Stored items
▬▬▬▬▬▬

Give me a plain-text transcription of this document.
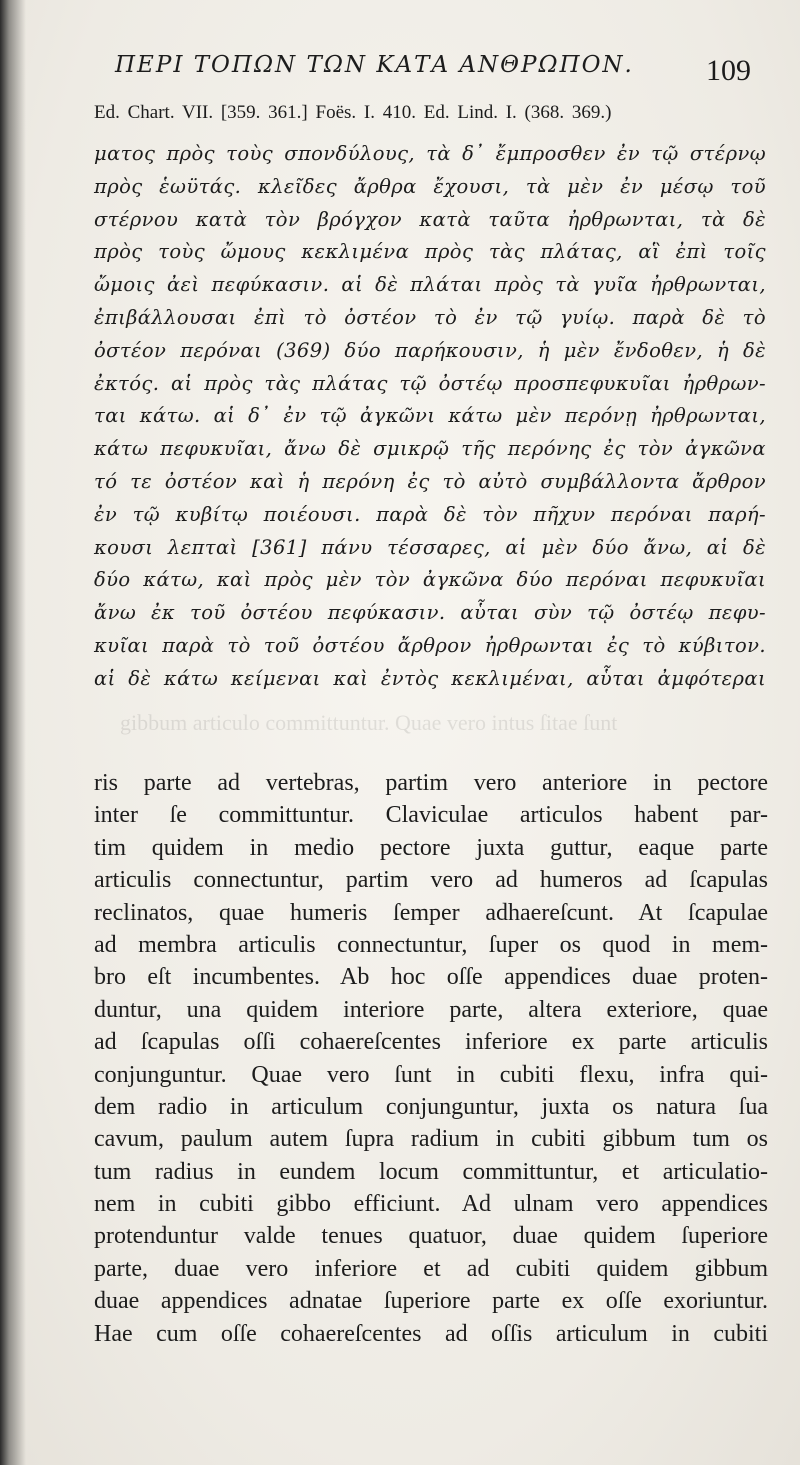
ΠΕΡΙ ΤΟΠΩΝ ΤΩΝ ΚΑΤΑ ΑΝΘΡΩΠΟΝ.	109
Ed. Chart. VII. [359. 361.] Foës. I. 410. Ed. Lind. I. (368. 369.)
ματος πρὸς τοὺς σπονδύλους, τὰ δ᾽ ἔμπροσθεν ἐν τῷ στέρνῳ
πρὸς ἑωϋτάς. κλεῖδες ἄρθρα ἔχουσι, τὰ μὲν ἐν μέσῳ τοῦ
στέρνου κατὰ τὸν βρόγχον κατὰ ταῦτα ἠρθρωνται, τὰ δὲ
πρὸς τοὺς ὤμους κεκλιμένα πρὸς τὰς πλάτας, αἳ ἐπὶ τοῖς
ὤμοις ἀεὶ πεφύκασιν. αἱ δὲ πλάται πρὸς τὰ γυῖα ἠρθρωνται,
ἐπιβάλλουσαι ἐπὶ τὸ ὀστέον τὸ ἐν τῷ γυίῳ. παρὰ δὲ τὸ
ὀστέον περόναι (369) δύο παρήκουσιν, ἡ μὲν ἔνδοθεν, ἡ δὲ
ἐκτός. αἱ πρὸς τὰς πλάτας τῷ ὀστέῳ προσπεφυκυῖαι ἠρθρων-
ται κάτω. αἱ δ᾽ ἐν τῷ ἀγκῶνι κάτω μὲν περόνῃ ἠρθρωνται,
κάτω πεφυκυῖαι, ἄνω δὲ σμικρῷ τῆς περόνης ἐς τὸν ἀγκῶνα
τό τε ὀστέον καὶ ἡ περόνη ἐς τὸ αὐτὸ συμβάλλοντα ἄρθρον
ἐν τῷ κυβίτῳ ποιέουσι. παρὰ δὲ τὸν πῆχυν περόναι παρή-
κουσι λεπταὶ [361] πάνυ τέσσαρες, αἱ μὲν δύο ἄνω, αἱ δὲ
δύο κάτω, καὶ πρὸς μὲν τὸν ἀγκῶνα δύο περόναι πεφυκυῖαι
ἄνω ἐκ τοῦ ὀστέου πεφύκασιν. αὗται σὺν τῷ ὀστέῳ πεφυ-
κυῖαι παρὰ τὸ τοῦ ὀστέου ἄρθρον ἠρθρωνται ἐς τὸ κύβιτον.
αἱ δὲ κάτω κείμεναι καὶ ἐντὸς κεκλιμέναι, αὗται ἀμφότεραι
gibbum articulo committuntur. Quae vero intus ſitae ſunt
ris parte ad vertebras, partim vero anteriore in pectore
inter ſe committuntur. Claviculae articulos habent par-
tim quidem in medio pectore juxta guttur, eaque parte
articulis connectuntur, partim vero ad humeros ad ſcapulas
reclinatos, quae humeris ſemper adhaereſcunt. At ſcapulae
ad membra articulis connectuntur, ſuper os quod in mem-
bro eſt incumbentes. Ab hoc oſſe appendices duae proten-
duntur, una quidem interiore parte, altera exteriore, quae
ad ſcapulas oſſi cohaereſcentes inferiore ex parte articulis
conjunguntur. Quae vero ſunt in cubiti flexu, infra qui-
dem radio in articulum conjunguntur, juxta os natura ſua
cavum, paulum autem ſupra radium in cubiti gibbum tum os
tum radius in eundem locum committuntur, et articulatio-
nem in cubiti gibbo efficiunt. Ad ulnam vero appendices
protenduntur valde tenues quatuor, duae quidem ſuperiore
parte, duae vero inferiore et ad cubiti quidem gibbum
duae appendices adnatae ſuperiore parte ex oſſe exoriuntur.
Hae cum oſſe cohaereſcentes ad oſſis articulum in cubiti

▬▬▬▬▬▬

◆ **WHAT IS ASKED**
Return each line exactly as written. Any picture gets left out.

◆ **THE COMPLETED TASK**
Give me a plain-text transcription of this document.
ΠΕΡΙ ΤΟΠΩΝ ΤΩΝ ΚΑΤΑ ΑΝΘΡΩΠΟΝ.	109
Ed. Chart. VII. [359. 361.] Foës. I. 410. Ed. Lind. I. (368. 369.)
ματος πρὸς τοὺς σπονδύλους, τὰ δ᾽ ἔμπροσθεν ἐν τῷ στέρνῳ
πρὸς ἑωϋτάς. κλεῖδες ἄρθρα ἔχουσι, τὰ μὲν ἐν μέσῳ τοῦ
στέρνου κατὰ τὸν βρόγχον κατὰ ταῦτα ἠρθρωνται, τὰ δὲ
πρὸς τοὺς ὤμους κεκλιμένα πρὸς τὰς πλάτας, αἳ ἐπὶ τοῖς
ὤμοις ἀεὶ πεφύκασιν. αἱ δὲ πλάται πρὸς τὰ γυῖα ἠρθρωνται,
ἐπιβάλλουσαι ἐπὶ τὸ ὀστέον τὸ ἐν τῷ γυίῳ. παρὰ δὲ τὸ
ὀστέον περόναι (369) δύο παρήκουσιν, ἡ μὲν ἔνδοθεν, ἡ δὲ
ἐκτός. αἱ πρὸς τὰς πλάτας τῷ ὀστέῳ προσπεφυκυῖαι ἠρθρων-
ται κάτω. αἱ δ᾽ ἐν τῷ ἀγκῶνι κάτω μὲν περόνῃ ἠρθρωνται,
κάτω πεφυκυῖαι, ἄνω δὲ σμικρῷ τῆς περόνης ἐς τὸν ἀγκῶνα
τό τε ὀστέον καὶ ἡ περόνη ἐς τὸ αὐτὸ συμβάλλοντα ἄρθρον
ἐν τῷ κυβίτῳ ποιέουσι. παρὰ δὲ τὸν πῆχυν περόναι παρή-
κουσι λεπταὶ [361] πάνυ τέσσαρες, αἱ μὲν δύο ἄνω, αἱ δὲ
δύο κάτω, καὶ πρὸς μὲν τὸν ἀγκῶνα δύο περόναι πεφυκυῖαι
ἄνω ἐκ τοῦ ὀστέου πεφύκασιν. αὗται σὺν τῷ ὀστέῳ πεφυ-
κυῖαι παρὰ τὸ τοῦ ὀστέου ἄρθρον ἠρθρωνται ἐς τὸ κύβιτον.
αἱ δὲ κάτω κείμεναι καὶ ἐντὸς κεκλιμέναι, αὗται ἀμφότεραι
gibbum articulo committuntur. Quae vero intus ſitae ſunt
ris parte ad vertebras, partim vero anteriore in pectore
inter ſe committuntur. Claviculae articulos habent par-
tim quidem in medio pectore juxta guttur, eaque parte
articulis connectuntur, partim vero ad humeros ad ſcapulas
reclinatos, quae humeris ſemper adhaereſcunt. At ſcapulae
ad membra articulis connectuntur, ſuper os quod in mem-
bro eſt incumbentes. Ab hoc oſſe appendices duae proten-
duntur, una quidem interiore parte, altera exteriore, quae
ad ſcapulas oſſi cohaereſcentes inferiore ex parte articulis
conjunguntur. Quae vero ſunt in cubiti flexu, infra qui-
dem radio in articulum conjunguntur, juxta os natura ſua
cavum, paulum autem ſupra radium in cubiti gibbum tum os
tum radius in eundem locum committuntur, et articulatio-
nem in cubiti gibbo efficiunt. Ad ulnam vero appendices
protenduntur valde tenues quatuor, duae quidem ſuperiore
parte, duae vero inferiore et ad cubiti quidem gibbum
duae appendices adnatae ſuperiore parte ex oſſe exoriuntur.
Hae cum oſſe cohaereſcentes ad oſſis articulum in cubiti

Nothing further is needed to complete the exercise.